Written problem: Keep only the lines of the data below that contain "ストレスチェック", and copy them.

start Material for this task

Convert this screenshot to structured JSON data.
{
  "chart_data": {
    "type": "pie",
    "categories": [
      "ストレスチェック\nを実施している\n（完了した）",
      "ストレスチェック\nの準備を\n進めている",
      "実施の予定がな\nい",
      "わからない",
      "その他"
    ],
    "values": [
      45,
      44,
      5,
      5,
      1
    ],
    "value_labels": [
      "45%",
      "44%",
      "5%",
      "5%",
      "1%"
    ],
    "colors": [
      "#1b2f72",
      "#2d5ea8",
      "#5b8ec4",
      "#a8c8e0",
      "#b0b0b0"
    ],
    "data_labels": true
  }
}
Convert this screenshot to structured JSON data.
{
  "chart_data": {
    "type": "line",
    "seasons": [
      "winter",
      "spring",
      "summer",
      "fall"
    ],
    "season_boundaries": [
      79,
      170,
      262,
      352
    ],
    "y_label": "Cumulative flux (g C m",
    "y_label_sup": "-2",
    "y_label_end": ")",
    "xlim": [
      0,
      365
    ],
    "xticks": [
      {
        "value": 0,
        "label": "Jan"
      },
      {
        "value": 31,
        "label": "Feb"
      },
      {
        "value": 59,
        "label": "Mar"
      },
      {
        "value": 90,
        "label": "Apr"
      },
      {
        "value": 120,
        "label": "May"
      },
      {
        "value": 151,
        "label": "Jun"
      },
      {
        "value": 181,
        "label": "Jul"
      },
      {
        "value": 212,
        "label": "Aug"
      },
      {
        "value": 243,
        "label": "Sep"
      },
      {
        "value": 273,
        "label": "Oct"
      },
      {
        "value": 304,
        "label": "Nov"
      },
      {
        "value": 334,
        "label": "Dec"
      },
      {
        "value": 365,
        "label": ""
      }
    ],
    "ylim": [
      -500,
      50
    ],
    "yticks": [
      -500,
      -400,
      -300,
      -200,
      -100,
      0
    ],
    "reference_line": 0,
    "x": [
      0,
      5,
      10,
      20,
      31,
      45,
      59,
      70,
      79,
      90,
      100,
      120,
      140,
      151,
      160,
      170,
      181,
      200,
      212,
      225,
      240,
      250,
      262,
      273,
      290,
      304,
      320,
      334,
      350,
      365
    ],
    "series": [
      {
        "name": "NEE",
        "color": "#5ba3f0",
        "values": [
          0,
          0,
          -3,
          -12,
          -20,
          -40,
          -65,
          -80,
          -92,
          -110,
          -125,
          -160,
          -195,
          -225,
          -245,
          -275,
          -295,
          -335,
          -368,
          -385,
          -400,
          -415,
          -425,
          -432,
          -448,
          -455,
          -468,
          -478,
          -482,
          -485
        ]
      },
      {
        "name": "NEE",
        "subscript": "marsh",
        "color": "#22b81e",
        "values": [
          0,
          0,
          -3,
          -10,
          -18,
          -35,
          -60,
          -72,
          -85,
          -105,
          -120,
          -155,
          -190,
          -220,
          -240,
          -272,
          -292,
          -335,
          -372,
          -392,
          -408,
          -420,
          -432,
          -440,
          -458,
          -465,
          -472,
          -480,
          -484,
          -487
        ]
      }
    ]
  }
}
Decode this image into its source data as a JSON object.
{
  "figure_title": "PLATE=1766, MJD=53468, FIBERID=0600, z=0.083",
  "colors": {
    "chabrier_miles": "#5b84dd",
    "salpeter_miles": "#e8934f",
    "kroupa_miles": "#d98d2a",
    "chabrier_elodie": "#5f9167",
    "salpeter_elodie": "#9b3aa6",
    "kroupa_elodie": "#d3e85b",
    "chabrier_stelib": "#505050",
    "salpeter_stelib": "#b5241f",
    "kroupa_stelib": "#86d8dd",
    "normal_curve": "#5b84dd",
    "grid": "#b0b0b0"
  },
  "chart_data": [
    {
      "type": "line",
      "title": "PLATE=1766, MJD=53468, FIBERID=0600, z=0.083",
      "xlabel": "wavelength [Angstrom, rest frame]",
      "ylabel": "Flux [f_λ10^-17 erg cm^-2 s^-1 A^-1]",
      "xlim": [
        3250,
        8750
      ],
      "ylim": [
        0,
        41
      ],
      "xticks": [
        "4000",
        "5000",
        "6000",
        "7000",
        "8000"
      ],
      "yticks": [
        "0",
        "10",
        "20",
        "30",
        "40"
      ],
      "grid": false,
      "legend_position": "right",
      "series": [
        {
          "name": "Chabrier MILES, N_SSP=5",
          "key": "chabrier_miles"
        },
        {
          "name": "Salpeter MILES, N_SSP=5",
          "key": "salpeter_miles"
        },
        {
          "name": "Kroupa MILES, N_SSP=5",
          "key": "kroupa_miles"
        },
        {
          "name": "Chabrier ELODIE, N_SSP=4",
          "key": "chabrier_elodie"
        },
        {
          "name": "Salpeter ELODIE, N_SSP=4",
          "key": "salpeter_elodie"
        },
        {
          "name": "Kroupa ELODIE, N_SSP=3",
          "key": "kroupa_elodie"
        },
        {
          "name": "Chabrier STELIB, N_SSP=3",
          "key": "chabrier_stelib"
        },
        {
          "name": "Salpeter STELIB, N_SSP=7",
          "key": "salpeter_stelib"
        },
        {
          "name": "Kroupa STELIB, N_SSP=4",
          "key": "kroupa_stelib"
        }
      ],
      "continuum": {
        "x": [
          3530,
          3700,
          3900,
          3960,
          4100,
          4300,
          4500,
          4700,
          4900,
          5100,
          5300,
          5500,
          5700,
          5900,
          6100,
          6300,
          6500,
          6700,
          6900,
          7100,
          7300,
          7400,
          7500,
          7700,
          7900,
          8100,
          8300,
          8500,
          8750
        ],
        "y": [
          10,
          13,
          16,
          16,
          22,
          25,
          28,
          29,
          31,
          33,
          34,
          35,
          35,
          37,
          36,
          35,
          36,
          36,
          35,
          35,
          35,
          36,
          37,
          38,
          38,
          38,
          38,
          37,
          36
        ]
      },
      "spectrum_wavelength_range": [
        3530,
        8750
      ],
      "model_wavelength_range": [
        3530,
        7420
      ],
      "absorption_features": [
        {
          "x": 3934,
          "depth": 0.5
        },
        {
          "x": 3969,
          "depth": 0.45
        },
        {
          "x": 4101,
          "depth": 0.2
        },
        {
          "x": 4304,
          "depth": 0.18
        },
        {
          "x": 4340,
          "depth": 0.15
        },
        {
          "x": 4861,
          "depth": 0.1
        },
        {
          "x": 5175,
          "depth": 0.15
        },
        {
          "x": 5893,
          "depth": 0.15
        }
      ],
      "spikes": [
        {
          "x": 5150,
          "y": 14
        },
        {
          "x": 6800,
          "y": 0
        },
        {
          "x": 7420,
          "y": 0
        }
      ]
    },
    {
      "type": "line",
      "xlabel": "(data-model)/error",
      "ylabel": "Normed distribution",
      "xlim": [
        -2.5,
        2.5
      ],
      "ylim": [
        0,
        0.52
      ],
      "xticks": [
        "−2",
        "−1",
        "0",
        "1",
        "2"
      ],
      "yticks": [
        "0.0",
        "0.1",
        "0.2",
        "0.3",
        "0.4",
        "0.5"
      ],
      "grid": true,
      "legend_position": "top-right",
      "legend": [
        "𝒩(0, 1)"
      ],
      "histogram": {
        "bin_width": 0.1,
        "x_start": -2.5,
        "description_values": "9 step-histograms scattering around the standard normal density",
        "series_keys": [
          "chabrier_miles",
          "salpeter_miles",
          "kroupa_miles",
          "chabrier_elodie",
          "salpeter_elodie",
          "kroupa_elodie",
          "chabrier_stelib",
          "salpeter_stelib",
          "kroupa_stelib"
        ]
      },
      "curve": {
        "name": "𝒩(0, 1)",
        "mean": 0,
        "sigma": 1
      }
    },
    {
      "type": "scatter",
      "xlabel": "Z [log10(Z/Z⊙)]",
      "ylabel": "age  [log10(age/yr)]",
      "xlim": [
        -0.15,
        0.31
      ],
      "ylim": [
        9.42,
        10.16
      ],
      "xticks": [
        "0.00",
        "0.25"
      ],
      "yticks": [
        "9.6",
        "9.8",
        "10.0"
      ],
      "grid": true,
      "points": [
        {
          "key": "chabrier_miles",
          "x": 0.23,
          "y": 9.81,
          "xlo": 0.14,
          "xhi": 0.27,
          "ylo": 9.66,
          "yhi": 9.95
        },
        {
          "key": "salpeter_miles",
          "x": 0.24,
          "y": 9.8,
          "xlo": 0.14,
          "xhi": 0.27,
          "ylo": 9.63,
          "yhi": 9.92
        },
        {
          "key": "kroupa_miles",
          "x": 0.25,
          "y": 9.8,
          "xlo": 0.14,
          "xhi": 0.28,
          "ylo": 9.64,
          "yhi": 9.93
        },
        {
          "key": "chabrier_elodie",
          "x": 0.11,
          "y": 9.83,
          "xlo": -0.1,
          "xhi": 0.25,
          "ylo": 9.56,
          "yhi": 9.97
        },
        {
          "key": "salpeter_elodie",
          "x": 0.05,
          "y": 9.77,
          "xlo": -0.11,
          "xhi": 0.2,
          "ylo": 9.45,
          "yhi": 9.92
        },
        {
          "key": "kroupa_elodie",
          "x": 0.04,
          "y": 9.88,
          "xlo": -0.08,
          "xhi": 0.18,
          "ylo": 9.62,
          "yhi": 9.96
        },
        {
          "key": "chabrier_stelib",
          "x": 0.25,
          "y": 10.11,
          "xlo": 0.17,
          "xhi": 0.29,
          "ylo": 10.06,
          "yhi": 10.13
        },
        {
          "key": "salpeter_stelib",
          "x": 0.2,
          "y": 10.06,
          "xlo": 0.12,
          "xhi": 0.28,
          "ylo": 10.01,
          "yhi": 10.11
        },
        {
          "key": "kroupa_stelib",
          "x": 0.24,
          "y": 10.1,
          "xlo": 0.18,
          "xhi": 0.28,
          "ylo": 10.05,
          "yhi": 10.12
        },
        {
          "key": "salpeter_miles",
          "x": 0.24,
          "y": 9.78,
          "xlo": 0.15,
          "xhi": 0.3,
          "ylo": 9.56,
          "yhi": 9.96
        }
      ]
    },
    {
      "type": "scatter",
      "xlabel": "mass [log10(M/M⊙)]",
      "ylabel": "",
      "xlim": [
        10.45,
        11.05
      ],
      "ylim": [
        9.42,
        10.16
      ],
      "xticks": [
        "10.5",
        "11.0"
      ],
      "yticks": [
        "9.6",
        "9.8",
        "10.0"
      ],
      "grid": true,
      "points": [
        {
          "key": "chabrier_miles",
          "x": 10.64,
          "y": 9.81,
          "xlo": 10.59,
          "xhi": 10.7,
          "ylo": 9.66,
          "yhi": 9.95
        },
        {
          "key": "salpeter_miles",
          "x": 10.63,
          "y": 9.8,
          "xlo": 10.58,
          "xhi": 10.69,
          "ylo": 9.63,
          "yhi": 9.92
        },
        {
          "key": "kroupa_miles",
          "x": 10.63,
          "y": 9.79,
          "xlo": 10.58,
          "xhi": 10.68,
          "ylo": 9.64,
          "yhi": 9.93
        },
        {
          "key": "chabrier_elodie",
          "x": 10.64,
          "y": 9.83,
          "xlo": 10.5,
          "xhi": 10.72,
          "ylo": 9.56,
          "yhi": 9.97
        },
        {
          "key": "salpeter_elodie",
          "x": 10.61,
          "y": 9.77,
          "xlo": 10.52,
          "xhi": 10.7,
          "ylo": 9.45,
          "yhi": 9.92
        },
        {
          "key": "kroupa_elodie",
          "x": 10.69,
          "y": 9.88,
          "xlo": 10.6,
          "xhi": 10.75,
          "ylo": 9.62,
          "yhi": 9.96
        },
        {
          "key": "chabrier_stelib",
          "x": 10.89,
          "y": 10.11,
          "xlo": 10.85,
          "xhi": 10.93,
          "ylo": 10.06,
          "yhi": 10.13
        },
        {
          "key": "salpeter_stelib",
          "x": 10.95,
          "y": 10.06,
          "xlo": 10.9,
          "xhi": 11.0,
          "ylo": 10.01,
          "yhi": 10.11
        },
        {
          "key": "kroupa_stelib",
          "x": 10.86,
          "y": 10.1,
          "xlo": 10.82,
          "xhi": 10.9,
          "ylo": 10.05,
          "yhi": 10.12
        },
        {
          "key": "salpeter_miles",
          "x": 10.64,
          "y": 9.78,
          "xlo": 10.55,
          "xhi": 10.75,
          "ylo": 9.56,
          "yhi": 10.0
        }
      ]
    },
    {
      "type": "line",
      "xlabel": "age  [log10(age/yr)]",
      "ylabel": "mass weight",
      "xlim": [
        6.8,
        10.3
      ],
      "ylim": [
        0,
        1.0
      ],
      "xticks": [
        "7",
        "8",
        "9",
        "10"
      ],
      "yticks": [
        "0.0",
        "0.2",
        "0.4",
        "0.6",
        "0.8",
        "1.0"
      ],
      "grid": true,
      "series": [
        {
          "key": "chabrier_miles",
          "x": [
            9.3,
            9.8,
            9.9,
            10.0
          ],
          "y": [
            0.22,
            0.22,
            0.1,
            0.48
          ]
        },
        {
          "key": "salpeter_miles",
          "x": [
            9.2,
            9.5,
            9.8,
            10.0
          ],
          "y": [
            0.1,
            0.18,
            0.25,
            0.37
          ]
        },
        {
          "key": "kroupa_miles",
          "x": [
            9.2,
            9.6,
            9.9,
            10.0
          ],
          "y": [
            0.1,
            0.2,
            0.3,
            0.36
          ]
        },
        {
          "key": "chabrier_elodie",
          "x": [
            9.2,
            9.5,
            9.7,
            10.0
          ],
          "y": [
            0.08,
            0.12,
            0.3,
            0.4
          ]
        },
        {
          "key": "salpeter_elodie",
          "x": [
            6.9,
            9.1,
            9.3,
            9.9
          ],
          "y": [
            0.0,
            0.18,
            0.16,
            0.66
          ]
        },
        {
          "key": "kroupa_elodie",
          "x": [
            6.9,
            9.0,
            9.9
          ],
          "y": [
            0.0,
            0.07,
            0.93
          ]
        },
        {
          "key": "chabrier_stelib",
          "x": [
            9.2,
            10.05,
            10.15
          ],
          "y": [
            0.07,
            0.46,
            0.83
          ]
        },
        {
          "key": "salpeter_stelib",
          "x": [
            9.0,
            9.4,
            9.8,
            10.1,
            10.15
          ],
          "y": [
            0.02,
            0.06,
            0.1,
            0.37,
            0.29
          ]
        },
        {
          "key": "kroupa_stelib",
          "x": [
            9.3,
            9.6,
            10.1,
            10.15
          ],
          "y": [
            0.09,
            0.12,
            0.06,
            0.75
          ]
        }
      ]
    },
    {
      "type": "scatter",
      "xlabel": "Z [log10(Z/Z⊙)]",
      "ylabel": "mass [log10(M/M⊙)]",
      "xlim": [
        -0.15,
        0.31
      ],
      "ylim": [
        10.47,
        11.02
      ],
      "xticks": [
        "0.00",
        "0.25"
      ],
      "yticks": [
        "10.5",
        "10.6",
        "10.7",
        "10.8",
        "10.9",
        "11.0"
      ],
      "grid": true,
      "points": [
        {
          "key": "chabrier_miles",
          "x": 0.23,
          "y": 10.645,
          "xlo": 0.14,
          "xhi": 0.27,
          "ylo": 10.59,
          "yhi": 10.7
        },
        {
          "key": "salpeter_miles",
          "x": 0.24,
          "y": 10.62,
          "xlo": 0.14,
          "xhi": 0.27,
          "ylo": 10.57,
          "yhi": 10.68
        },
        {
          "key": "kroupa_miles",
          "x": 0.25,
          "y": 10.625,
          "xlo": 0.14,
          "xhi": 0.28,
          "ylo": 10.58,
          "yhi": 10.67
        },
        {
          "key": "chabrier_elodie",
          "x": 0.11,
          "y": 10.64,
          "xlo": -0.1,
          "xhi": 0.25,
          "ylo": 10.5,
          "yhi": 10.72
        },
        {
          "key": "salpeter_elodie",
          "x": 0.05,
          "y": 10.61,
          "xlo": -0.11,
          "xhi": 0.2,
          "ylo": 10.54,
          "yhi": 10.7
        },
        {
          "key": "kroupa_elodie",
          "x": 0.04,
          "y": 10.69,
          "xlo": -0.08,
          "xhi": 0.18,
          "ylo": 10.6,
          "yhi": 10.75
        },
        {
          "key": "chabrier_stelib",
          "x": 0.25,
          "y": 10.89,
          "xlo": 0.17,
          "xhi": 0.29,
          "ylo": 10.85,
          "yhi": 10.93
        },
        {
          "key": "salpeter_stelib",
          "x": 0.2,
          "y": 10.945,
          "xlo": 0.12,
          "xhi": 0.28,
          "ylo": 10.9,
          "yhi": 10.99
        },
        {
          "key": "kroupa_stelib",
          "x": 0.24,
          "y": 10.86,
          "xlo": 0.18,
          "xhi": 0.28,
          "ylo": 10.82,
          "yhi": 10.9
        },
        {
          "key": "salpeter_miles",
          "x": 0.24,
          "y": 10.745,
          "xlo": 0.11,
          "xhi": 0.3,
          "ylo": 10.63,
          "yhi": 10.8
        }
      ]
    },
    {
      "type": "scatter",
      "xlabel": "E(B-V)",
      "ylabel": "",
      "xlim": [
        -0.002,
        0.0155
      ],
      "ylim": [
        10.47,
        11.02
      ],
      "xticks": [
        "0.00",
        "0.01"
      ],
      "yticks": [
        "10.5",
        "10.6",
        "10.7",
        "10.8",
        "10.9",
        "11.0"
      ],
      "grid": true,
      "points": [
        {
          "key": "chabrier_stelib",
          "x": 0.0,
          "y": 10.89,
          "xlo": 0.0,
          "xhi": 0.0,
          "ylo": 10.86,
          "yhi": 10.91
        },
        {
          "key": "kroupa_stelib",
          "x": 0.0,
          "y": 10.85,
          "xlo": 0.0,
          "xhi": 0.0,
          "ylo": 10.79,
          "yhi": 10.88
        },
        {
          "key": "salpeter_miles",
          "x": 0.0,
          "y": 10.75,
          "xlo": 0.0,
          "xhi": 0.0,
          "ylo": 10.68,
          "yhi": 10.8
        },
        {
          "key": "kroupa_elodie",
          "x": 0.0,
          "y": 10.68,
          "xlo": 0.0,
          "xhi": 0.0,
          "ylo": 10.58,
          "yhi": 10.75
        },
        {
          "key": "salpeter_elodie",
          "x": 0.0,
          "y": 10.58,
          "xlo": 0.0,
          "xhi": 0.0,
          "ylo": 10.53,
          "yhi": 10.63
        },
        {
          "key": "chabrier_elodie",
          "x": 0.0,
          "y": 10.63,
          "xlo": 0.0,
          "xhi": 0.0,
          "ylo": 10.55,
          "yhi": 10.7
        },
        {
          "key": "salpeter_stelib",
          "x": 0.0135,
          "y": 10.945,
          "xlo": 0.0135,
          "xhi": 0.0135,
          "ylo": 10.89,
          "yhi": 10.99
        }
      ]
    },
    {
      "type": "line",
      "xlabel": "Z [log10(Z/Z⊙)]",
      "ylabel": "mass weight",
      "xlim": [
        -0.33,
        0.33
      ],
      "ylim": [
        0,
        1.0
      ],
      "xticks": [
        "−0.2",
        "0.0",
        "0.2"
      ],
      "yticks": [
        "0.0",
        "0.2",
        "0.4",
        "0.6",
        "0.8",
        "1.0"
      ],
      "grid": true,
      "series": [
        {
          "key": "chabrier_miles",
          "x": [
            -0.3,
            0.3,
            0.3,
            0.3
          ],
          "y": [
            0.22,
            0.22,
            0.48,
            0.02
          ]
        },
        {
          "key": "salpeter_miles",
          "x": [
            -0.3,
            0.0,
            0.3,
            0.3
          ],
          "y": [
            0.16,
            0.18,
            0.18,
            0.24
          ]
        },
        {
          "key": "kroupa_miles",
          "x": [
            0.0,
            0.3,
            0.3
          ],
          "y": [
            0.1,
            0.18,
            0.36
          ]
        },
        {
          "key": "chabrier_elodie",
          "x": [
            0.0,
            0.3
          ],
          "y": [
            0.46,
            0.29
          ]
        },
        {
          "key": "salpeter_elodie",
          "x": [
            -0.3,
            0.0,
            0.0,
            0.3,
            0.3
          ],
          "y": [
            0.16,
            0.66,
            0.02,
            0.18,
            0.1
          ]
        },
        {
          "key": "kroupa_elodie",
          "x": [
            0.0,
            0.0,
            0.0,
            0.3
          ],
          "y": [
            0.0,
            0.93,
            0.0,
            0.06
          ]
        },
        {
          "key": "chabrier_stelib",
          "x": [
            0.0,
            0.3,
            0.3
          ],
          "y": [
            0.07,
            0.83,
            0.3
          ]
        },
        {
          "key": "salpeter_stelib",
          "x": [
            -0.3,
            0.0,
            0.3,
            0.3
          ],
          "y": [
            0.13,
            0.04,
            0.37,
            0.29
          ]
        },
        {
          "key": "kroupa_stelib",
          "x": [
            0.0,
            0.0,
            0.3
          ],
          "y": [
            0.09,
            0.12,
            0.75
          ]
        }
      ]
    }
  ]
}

end Material for this task

Written solution:
      "ストレスチェック\nを実施している\n（完了した）",
      "ストレスチェック\nの準備を\n進めている",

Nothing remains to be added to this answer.